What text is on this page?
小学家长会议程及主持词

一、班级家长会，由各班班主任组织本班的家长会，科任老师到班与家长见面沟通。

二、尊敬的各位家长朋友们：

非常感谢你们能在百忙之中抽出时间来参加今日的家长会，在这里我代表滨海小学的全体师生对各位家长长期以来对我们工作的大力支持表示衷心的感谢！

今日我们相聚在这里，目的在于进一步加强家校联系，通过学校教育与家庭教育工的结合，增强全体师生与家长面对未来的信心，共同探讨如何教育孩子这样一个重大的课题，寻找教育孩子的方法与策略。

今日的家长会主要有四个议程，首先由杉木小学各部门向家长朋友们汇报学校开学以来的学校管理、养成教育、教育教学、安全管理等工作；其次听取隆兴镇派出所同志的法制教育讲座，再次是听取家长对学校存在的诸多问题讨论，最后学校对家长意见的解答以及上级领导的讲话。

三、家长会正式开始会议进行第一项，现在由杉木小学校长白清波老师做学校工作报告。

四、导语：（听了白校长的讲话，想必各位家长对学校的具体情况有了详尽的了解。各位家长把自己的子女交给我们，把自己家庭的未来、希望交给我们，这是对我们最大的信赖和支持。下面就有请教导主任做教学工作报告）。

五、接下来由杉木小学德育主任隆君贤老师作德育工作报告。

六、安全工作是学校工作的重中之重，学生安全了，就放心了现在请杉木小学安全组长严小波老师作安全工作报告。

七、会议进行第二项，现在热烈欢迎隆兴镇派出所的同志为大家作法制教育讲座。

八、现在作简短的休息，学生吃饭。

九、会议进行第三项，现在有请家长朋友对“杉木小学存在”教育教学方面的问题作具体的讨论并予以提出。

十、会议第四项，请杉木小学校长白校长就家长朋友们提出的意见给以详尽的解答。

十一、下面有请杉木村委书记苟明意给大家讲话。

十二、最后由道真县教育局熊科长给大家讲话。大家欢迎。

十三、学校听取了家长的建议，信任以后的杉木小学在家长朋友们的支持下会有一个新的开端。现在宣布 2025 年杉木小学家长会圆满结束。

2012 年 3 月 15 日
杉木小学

+ + + + + + +

* **GIVEN INSTRUCTION**
Write all of the records out again exactly.

* **ANSWER BELOW**
What text is on this page?
小学家长会议程及主持词

一、班级家长会，由各班班主任组织本班的家长会，科任老师到班与家长见面沟通。

二、尊敬的各位家长朋友们：

非常感谢你们能在百忙之中抽出时间来参加今日的家长会，在这里我代表滨海小学的全体师生对各位家长长期以来对我们工作的大力支持表示衷心的感谢！

今日我们相聚在这里，目的在于进一步加强家校联系，通过学校教育与家庭教育工的结合，增强全体师生与家长面对未来的信心，共同探讨如何教育孩子这样一个重大的课题，寻找教育孩子的方法与策略。

今日的家长会主要有四个议程，首先由杉木小学各部门向家长朋友们汇报学校开学以来的学校管理、养成教育、教育教学、安全管理等工作；其次听取隆兴镇派出所同志的法制教育讲座，再次是听取家长对学校存在的诸多问题讨论，最后学校对家长意见的解答以及上级领导的讲话。

三、家长会正式开始会议进行第一项，现在由杉木小学校长白清波老师做学校工作报告。

四、导语：（听了白校长的讲话，想必各位家长对学校的具体情况有了详尽的了解。各位家长把自己的子女交给我们，把自己家庭的未来、希望交给我们，这是对我们最大的信赖和支持。下面就有请教导主任做教学工作报告）。

五、接下来由杉木小学德育主任隆君贤老师作德育工作报告。

六、安全工作是学校工作的重中之重，学生安全了，就放心了现在请杉木小学安全组长严小波老师作安全工作报告。

七、会议进行第二项，现在热烈欢迎隆兴镇派出所的同志为大家作法制教育讲座。

八、现在作简短的休息，学生吃饭。

九、会议进行第三项，现在有请家长朋友对“杉木小学存在”教育教学方面的问题作具体的讨论并予以提出。

十、会议第四项，请杉木小学校长白校长就家长朋友们提出的意见给以详尽的解答。

十一、下面有请杉木村委书记苟明意给大家讲话。

十二、最后由道真县教育局熊科长给大家讲话。大家欢迎。

十三、学校听取了家长的建议，信任以后的杉木小学在家长朋友们的支持下会有一个新的开端。现在宣布 2025 年杉木小学家长会圆满结束。

2012 年 3 月 15 日
杉木小学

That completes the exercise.